Entrada:
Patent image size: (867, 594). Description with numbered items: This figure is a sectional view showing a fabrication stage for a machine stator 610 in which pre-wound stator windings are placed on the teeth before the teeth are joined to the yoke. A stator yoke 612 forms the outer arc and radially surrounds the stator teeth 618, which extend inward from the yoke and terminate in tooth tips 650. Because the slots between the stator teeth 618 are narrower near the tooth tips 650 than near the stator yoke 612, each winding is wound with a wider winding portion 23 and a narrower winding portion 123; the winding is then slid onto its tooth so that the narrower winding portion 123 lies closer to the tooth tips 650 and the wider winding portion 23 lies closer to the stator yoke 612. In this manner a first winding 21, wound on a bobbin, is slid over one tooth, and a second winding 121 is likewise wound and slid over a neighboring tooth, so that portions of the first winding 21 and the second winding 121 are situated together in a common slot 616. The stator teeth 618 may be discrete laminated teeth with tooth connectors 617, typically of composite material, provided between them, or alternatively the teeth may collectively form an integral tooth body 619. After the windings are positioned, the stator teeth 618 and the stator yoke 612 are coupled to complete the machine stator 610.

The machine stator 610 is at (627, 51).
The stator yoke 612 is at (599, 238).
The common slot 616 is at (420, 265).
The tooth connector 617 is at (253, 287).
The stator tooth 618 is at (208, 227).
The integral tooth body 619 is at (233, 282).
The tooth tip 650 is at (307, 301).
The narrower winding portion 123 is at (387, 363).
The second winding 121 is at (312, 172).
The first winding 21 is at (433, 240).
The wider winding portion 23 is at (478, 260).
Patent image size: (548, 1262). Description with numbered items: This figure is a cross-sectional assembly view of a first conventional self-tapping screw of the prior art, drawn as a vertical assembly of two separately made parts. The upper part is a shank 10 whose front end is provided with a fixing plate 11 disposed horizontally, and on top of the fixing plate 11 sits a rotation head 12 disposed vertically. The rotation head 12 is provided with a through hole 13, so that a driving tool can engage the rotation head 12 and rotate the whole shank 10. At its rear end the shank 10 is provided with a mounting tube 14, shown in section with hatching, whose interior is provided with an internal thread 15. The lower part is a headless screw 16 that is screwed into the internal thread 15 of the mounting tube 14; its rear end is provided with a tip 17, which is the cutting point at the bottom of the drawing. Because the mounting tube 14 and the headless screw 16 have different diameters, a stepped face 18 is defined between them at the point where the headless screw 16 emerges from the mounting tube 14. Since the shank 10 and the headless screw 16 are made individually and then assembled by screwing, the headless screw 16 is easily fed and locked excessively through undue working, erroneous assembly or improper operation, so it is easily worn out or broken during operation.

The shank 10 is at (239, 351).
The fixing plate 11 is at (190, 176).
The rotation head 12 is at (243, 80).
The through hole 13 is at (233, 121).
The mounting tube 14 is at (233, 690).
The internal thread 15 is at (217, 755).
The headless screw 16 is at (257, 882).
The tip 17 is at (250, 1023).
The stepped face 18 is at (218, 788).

La tarea: Reescribe las entradas anteriores y sustituye cada aparición de "Patent image size" por "Drawing size". Todo lo demás debe quedar sin cambios.

Resultado del ejercicio:
Drawing size: (867, 594). Description with numbered items: This figure is a sectional view showing a fabrication stage for a machine stator 610 in which pre-wound stator windings are placed on the teeth before the teeth are joined to the yoke. A stator yoke 612 forms the outer arc and radially surrounds the stator teeth 618, which extend inward from the yoke and terminate in tooth tips 650. Because the slots between the stator teeth 618 are narrower near the tooth tips 650 than near the stator yoke 612, each winding is wound with a wider winding portion 23 and a narrower winding portion 123; the winding is then slid onto its tooth so that the narrower winding portion 123 lies closer to the tooth tips 650 and the wider winding portion 23 lies closer to the stator yoke 612. In this manner a first winding 21, wound on a bobbin, is slid over one tooth, and a second winding 121 is likewise wound and slid over a neighboring tooth, so that portions of the first winding 21 and the second winding 121 are situated together in a common slot 616. The stator teeth 618 may be discrete laminated teeth with tooth connectors 617, typically of composite material, provided between them, or alternatively the teeth may collectively form an integral tooth body 619. After the windings are positioned, the stator teeth 618 and the stator yoke 612 are coupled to complete the machine stator 610.

The machine stator 610 is at (627, 51).
The stator yoke 612 is at (599, 238).
The common slot 616 is at (420, 265).
The tooth connector 617 is at (253, 287).
The stator tooth 618 is at (208, 227).
The integral tooth body 619 is at (233, 282).
The tooth tip 650 is at (307, 301).
The narrower winding portion 123 is at (387, 363).
The second winding 121 is at (312, 172).
The first winding 21 is at (433, 240).
The wider winding portion 23 is at (478, 260).
Drawing size: (548, 1262). Description with numbered items: This figure is a cross-sectional assembly view of a first conventional self-tapping screw of the prior art, drawn as a vertical assembly of two separately made parts. The upper part is a shank 10 whose front end is provided with a fixing plate 11 disposed horizontally, and on top of the fixing plate 11 sits a rotation head 12 disposed vertically. The rotation head 12 is provided with a through hole 13, so that a driving tool can engage the rotation head 12 and rotate the whole shank 10. At its rear end the shank 10 is provided with a mounting tube 14, shown in section with hatching, whose interior is provided with an internal thread 15. The lower part is a headless screw 16 that is screwed into the internal thread 15 of the mounting tube 14; its rear end is provided with a tip 17, which is the cutting point at the bottom of the drawing. Because the mounting tube 14 and the headless screw 16 have different diameters, a stepped face 18 is defined between them at the point where the headless screw 16 emerges from the mounting tube 14. Since the shank 10 and the headless screw 16 are made individually and then assembled by screwing, the headless screw 16 is easily fed and locked excessively through undue working, erroneous assembly or improper operation, so it is easily worn out or broken during operation.

The shank 10 is at (239, 351).
The fixing plate 11 is at (190, 176).
The rotation head 12 is at (243, 80).
The through hole 13 is at (233, 121).
The mounting tube 14 is at (233, 690).
The internal thread 15 is at (217, 755).
The headless screw 16 is at (257, 882).
The tip 17 is at (250, 1023).
The stepped face 18 is at (218, 788).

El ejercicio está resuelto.